### WHAT IS NEEDED
Retype each line of the material exactly, please, skipping any picture in it.

### RECORDS
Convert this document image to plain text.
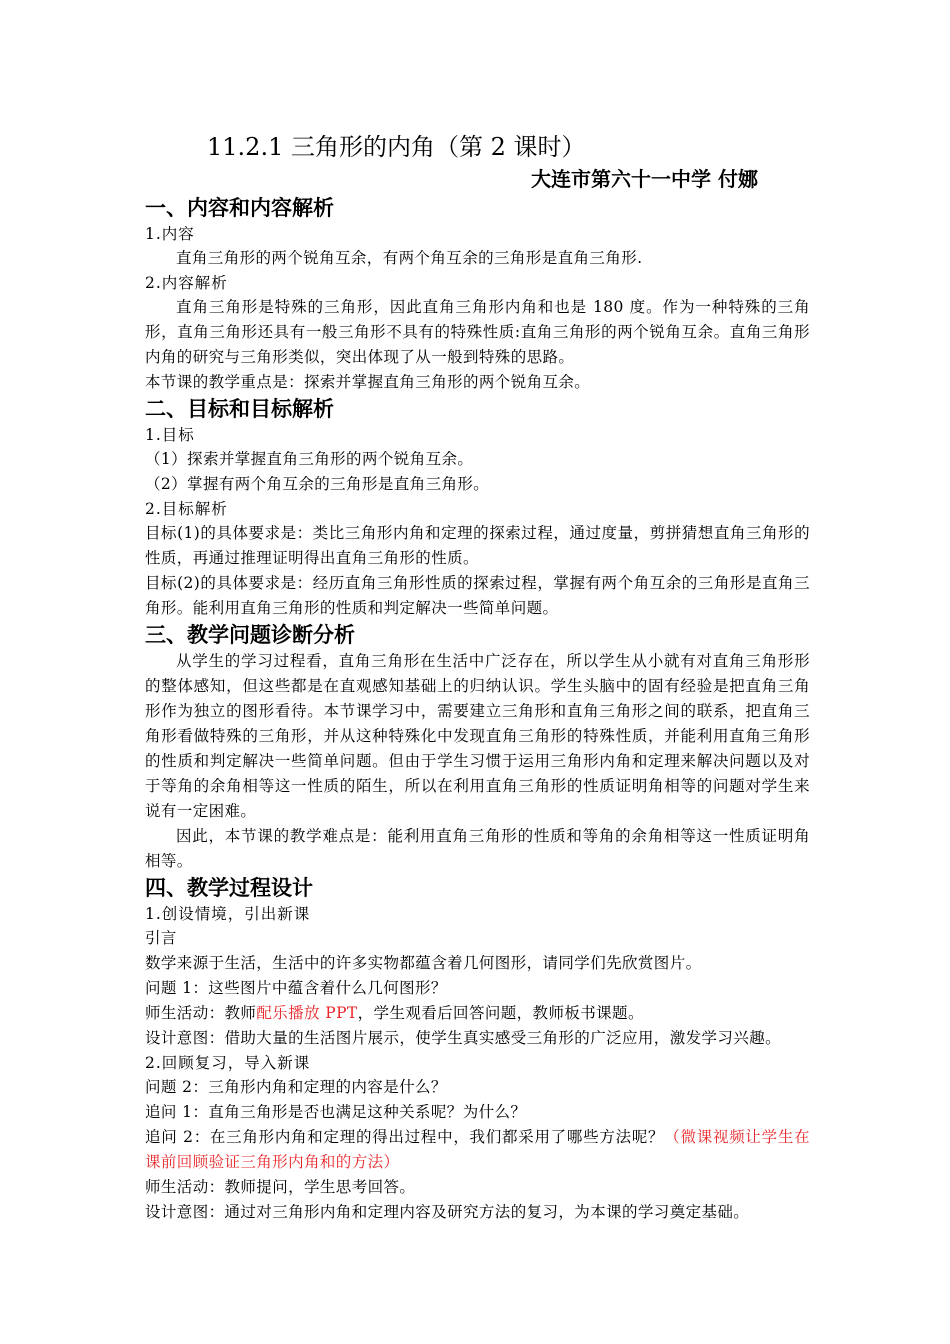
11.2.1 三角形的内角（第 2 课时）

大连市第六十一中学 付娜

一、内容和内容解析

1.内容

直角三角形的两个锐角互余，有两个角互余的三角形是直角三角形.

2.内容解析

直角三角形是特殊的三角形，因此直角三角形内角和也是 180 度。作为一种特殊的三角形，直角三角形还具有一般三角形不具有的特殊性质:直角三角形的两个锐角互余。直角三角形内角的研究与三角形类似，突出体现了从一般到特殊的思路。

本节课的教学重点是：探索并掌握直角三角形的两个锐角互余。

二、目标和目标解析

1.目标

（1）探索并掌握直角三角形的两个锐角互余。

（2）掌握有两个角互余的三角形是直角三角形。

2.目标解析

目标(1)的具体要求是：类比三角形内角和定理的探索过程，通过度量，剪拼猜想直角三角形的性质，再通过推理证明得出直角三角形的性质。

目标(2)的具体要求是：经历直角三角形性质的探索过程，掌握有两个角互余的三角形是直角三角形。能利用直角三角形的性质和判定解决一些简单问题。

三、教学问题诊断分析

从学生的学习过程看，直角三角形在生活中广泛存在，所以学生从小就有对直角三角形形的整体感知，但这些都是在直观感知基础上的归纳认识。学生头脑中的固有经验是把直角三角形作为独立的图形看待。本节课学习中，需要建立三角形和直角三角形之间的联系，把直角三角形看做特殊的三角形，并从这种特殊化中发现直角三角形的特殊性质，并能利用直角三角形的性质和判定解决一些简单问题。但由于学生习惯于运用三角形内角和定理来解决问题以及对于等角的余角相等这一性质的陌生，所以在利用直角三角形的性质证明角相等的问题对学生来说有一定困难。

因此，本节课的教学难点是：能利用直角三角形的性质和等角的余角相等这一性质证明角相等。

四、教学过程设计

1.创设情境，引出新课

引言

数学来源于生活，生活中的许多实物都蕴含着几何图形，请同学们先欣赏图片。

问题 1：这些图片中蕴含着什么几何图形？

师生活动：教师配乐播放 PPT，学生观看后回答问题，教师板书课题。

设计意图：借助大量的生活图片展示，使学生真实感受三角形的广泛应用，激发学习兴趣。

2.回顾复习，导入新课

问题 2：三角形内角和定理的内容是什么？

追问 1：直角三角形是否也满足这种关系呢？为什么？

追问 2：在三角形内角和定理的得出过程中，我们都采用了哪些方法呢？（微课视频让学生在课前回顾验证三角形内角和的方法）

师生活动：教师提问，学生思考回答。

设计意图：通过对三角形内角和定理内容及研究方法的复习，为本课的学习奠定基础。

### WRITTEN RESPONSE
Convert this document image to plain text.
11.2.1 三角形的内角（第 2 课时）

大连市第六十一中学 付娜

一、内容和内容解析

1.内容

直角三角形的两个锐角互余，有两个角互余的三角形是直角三角形.

2.内容解析

直角三角形是特殊的三角形，因此直角三角形内角和也是 180 度。作为一种特殊的三角形，直角三角形还具有一般三角形不具有的特殊性质:直角三角形的两个锐角互余。直角三角形内角的研究与三角形类似，突出体现了从一般到特殊的思路。

本节课的教学重点是：探索并掌握直角三角形的两个锐角互余。

二、目标和目标解析

1.目标

（1）探索并掌握直角三角形的两个锐角互余。

（2）掌握有两个角互余的三角形是直角三角形。

2.目标解析

目标(1)的具体要求是：类比三角形内角和定理的探索过程，通过度量，剪拼猜想直角三角形的性质，再通过推理证明得出直角三角形的性质。

目标(2)的具体要求是：经历直角三角形性质的探索过程，掌握有两个角互余的三角形是直角三角形。能利用直角三角形的性质和判定解决一些简单问题。

三、教学问题诊断分析

从学生的学习过程看，直角三角形在生活中广泛存在，所以学生从小就有对直角三角形形的整体感知，但这些都是在直观感知基础上的归纳认识。学生头脑中的固有经验是把直角三角形作为独立的图形看待。本节课学习中，需要建立三角形和直角三角形之间的联系，把直角三角形看做特殊的三角形，并从这种特殊化中发现直角三角形的特殊性质，并能利用直角三角形的性质和判定解决一些简单问题。但由于学生习惯于运用三角形内角和定理来解决问题以及对于等角的余角相等这一性质的陌生，所以在利用直角三角形的性质证明角相等的问题对学生来说有一定困难。

因此，本节课的教学难点是：能利用直角三角形的性质和等角的余角相等这一性质证明角相等。

四、教学过程设计

1.创设情境，引出新课

引言

数学来源于生活，生活中的许多实物都蕴含着几何图形，请同学们先欣赏图片。

问题 1：这些图片中蕴含着什么几何图形？

师生活动：教师配乐播放 PPT，学生观看后回答问题，教师板书课题。

设计意图：借助大量的生活图片展示，使学生真实感受三角形的广泛应用，激发学习兴趣。

2.回顾复习，导入新课

问题 2：三角形内角和定理的内容是什么？

追问 1：直角三角形是否也满足这种关系呢？为什么？

追问 2：在三角形内角和定理的得出过程中，我们都采用了哪些方法呢？（微课视频让学生在课前回顾验证三角形内角和的方法）

师生活动：教师提问，学生思考回答。

设计意图：通过对三角形内角和定理内容及研究方法的复习，为本课的学习奠定基础。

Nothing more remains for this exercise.